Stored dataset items
============================================================

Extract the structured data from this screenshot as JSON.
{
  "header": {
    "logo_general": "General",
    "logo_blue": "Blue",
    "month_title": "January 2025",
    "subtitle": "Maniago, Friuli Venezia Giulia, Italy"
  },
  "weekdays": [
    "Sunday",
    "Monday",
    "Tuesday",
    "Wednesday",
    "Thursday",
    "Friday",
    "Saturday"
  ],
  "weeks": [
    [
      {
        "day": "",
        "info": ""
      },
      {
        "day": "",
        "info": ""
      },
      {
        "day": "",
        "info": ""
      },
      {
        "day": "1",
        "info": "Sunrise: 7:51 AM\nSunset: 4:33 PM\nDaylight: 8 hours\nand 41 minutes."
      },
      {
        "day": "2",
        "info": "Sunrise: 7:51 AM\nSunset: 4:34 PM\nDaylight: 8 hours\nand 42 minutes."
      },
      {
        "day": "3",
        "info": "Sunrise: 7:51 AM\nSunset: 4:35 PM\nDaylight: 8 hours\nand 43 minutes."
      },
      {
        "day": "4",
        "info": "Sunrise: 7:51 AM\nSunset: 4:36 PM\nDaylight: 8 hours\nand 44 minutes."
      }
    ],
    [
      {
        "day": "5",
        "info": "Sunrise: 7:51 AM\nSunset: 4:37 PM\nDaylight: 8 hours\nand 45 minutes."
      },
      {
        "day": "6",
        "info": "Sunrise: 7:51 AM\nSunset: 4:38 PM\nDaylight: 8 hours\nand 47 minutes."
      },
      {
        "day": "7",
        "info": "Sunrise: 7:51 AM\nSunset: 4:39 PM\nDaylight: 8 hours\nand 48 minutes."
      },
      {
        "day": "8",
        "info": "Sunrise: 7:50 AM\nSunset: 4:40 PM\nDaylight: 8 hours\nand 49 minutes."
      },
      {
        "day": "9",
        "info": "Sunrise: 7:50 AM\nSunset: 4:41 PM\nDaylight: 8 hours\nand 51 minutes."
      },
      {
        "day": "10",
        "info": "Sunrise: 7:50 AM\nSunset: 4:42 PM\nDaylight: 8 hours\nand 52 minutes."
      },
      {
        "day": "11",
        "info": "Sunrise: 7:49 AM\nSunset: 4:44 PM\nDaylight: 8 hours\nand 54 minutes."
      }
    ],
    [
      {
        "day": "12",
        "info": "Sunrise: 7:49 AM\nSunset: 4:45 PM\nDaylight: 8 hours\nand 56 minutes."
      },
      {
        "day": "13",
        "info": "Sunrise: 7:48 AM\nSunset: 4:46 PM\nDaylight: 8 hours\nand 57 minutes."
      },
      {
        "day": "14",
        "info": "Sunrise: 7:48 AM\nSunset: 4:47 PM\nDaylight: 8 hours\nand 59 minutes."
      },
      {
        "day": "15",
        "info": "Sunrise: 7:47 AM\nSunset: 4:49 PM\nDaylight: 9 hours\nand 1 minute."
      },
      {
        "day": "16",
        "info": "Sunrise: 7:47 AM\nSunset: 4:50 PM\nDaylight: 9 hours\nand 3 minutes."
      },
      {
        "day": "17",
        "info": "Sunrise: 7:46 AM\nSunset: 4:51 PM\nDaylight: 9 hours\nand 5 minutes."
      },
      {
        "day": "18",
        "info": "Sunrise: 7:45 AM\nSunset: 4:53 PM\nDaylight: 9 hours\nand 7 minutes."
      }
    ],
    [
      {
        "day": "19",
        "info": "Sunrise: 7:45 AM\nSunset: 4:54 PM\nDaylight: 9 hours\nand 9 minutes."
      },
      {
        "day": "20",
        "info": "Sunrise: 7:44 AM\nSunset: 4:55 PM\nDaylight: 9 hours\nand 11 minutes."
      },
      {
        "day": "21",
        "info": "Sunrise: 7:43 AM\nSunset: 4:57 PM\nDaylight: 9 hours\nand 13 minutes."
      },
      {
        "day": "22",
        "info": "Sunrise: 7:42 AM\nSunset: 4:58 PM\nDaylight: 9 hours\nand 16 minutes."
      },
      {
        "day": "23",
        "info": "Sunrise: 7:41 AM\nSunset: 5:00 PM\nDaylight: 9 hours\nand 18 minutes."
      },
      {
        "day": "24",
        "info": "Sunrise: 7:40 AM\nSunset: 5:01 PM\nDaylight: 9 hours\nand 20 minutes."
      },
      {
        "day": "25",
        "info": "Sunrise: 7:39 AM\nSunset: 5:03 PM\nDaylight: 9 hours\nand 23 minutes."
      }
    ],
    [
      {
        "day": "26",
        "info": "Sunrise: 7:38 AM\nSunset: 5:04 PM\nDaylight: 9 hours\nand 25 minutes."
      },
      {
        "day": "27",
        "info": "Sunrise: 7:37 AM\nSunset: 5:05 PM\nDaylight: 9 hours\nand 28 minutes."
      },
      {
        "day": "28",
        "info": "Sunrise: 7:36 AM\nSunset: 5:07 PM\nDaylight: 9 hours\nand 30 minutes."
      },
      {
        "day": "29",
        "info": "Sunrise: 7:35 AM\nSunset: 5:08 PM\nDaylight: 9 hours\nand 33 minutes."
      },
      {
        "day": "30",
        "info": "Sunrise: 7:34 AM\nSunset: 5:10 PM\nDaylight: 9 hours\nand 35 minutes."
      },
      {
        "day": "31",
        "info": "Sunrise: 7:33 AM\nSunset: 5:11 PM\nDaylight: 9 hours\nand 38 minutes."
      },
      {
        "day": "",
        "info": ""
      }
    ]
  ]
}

============================================================

Problem to work on
The records above should be returned exactly.

Solution
Extract the structured data from this screenshot as JSON.
{
  "header": {
    "logo_general": "General",
    "logo_blue": "Blue",
    "month_title": "January 2025",
    "subtitle": "Maniago, Friuli Venezia Giulia, Italy"
  },
  "weekdays": [
    "Sunday",
    "Monday",
    "Tuesday",
    "Wednesday",
    "Thursday",
    "Friday",
    "Saturday"
  ],
  "weeks": [
    [
      {
        "day": "",
        "info": ""
      },
      {
        "day": "",
        "info": ""
      },
      {
        "day": "",
        "info": ""
      },
      {
        "day": "1",
        "info": "Sunrise: 7:51 AM\nSunset: 4:33 PM\nDaylight: 8 hours\nand 41 minutes."
      },
      {
        "day": "2",
        "info": "Sunrise: 7:51 AM\nSunset: 4:34 PM\nDaylight: 8 hours\nand 42 minutes."
      },
      {
        "day": "3",
        "info": "Sunrise: 7:51 AM\nSunset: 4:35 PM\nDaylight: 8 hours\nand 43 minutes."
      },
      {
        "day": "4",
        "info": "Sunrise: 7:51 AM\nSunset: 4:36 PM\nDaylight: 8 hours\nand 44 minutes."
      }
    ],
    [
      {
        "day": "5",
        "info": "Sunrise: 7:51 AM\nSunset: 4:37 PM\nDaylight: 8 hours\nand 45 minutes."
      },
      {
        "day": "6",
        "info": "Sunrise: 7:51 AM\nSunset: 4:38 PM\nDaylight: 8 hours\nand 47 minutes."
      },
      {
        "day": "7",
        "info": "Sunrise: 7:51 AM\nSunset: 4:39 PM\nDaylight: 8 hours\nand 48 minutes."
      },
      {
        "day": "8",
        "info": "Sunrise: 7:50 AM\nSunset: 4:40 PM\nDaylight: 8 hours\nand 49 minutes."
      },
      {
        "day": "9",
        "info": "Sunrise: 7:50 AM\nSunset: 4:41 PM\nDaylight: 8 hours\nand 51 minutes."
      },
      {
        "day": "10",
        "info": "Sunrise: 7:50 AM\nSunset: 4:42 PM\nDaylight: 8 hours\nand 52 minutes."
      },
      {
        "day": "11",
        "info": "Sunrise: 7:49 AM\nSunset: 4:44 PM\nDaylight: 8 hours\nand 54 minutes."
      }
    ],
    [
      {
        "day": "12",
        "info": "Sunrise: 7:49 AM\nSunset: 4:45 PM\nDaylight: 8 hours\nand 56 minutes."
      },
      {
        "day": "13",
        "info": "Sunrise: 7:48 AM\nSunset: 4:46 PM\nDaylight: 8 hours\nand 57 minutes."
      },
      {
        "day": "14",
        "info": "Sunrise: 7:48 AM\nSunset: 4:47 PM\nDaylight: 8 hours\nand 59 minutes."
      },
      {
        "day": "15",
        "info": "Sunrise: 7:47 AM\nSunset: 4:49 PM\nDaylight: 9 hours\nand 1 minute."
      },
      {
        "day": "16",
        "info": "Sunrise: 7:47 AM\nSunset: 4:50 PM\nDaylight: 9 hours\nand 3 minutes."
      },
      {
        "day": "17",
        "info": "Sunrise: 7:46 AM\nSunset: 4:51 PM\nDaylight: 9 hours\nand 5 minutes."
      },
      {
        "day": "18",
        "info": "Sunrise: 7:45 AM\nSunset: 4:53 PM\nDaylight: 9 hours\nand 7 minutes."
      }
    ],
    [
      {
        "day": "19",
        "info": "Sunrise: 7:45 AM\nSunset: 4:54 PM\nDaylight: 9 hours\nand 9 minutes."
      },
      {
        "day": "20",
        "info": "Sunrise: 7:44 AM\nSunset: 4:55 PM\nDaylight: 9 hours\nand 11 minutes."
      },
      {
        "day": "21",
        "info": "Sunrise: 7:43 AM\nSunset: 4:57 PM\nDaylight: 9 hours\nand 13 minutes."
      },
      {
        "day": "22",
        "info": "Sunrise: 7:42 AM\nSunset: 4:58 PM\nDaylight: 9 hours\nand 16 minutes."
      },
      {
        "day": "23",
        "info": "Sunrise: 7:41 AM\nSunset: 5:00 PM\nDaylight: 9 hours\nand 18 minutes."
      },
      {
        "day": "24",
        "info": "Sunrise: 7:40 AM\nSunset: 5:01 PM\nDaylight: 9 hours\nand 20 minutes."
      },
      {
        "day": "25",
        "info": "Sunrise: 7:39 AM\nSunset: 5:03 PM\nDaylight: 9 hours\nand 23 minutes."
      }
    ],
    [
      {
        "day": "26",
        "info": "Sunrise: 7:38 AM\nSunset: 5:04 PM\nDaylight: 9 hours\nand 25 minutes."
      },
      {
        "day": "27",
        "info": "Sunrise: 7:37 AM\nSunset: 5:05 PM\nDaylight: 9 hours\nand 28 minutes."
      },
      {
        "day": "28",
        "info": "Sunrise: 7:36 AM\nSunset: 5:07 PM\nDaylight: 9 hours\nand 30 minutes."
      },
      {
        "day": "29",
        "info": "Sunrise: 7:35 AM\nSunset: 5:08 PM\nDaylight: 9 hours\nand 33 minutes."
      },
      {
        "day": "30",
        "info": "Sunrise: 7:34 AM\nSunset: 5:10 PM\nDaylight: 9 hours\nand 35 minutes."
      },
      {
        "day": "31",
        "info": "Sunrise: 7:33 AM\nSunset: 5:11 PM\nDaylight: 9 hours\nand 38 minutes."
      },
      {
        "day": "",
        "info": ""
      }
    ]
  ]
}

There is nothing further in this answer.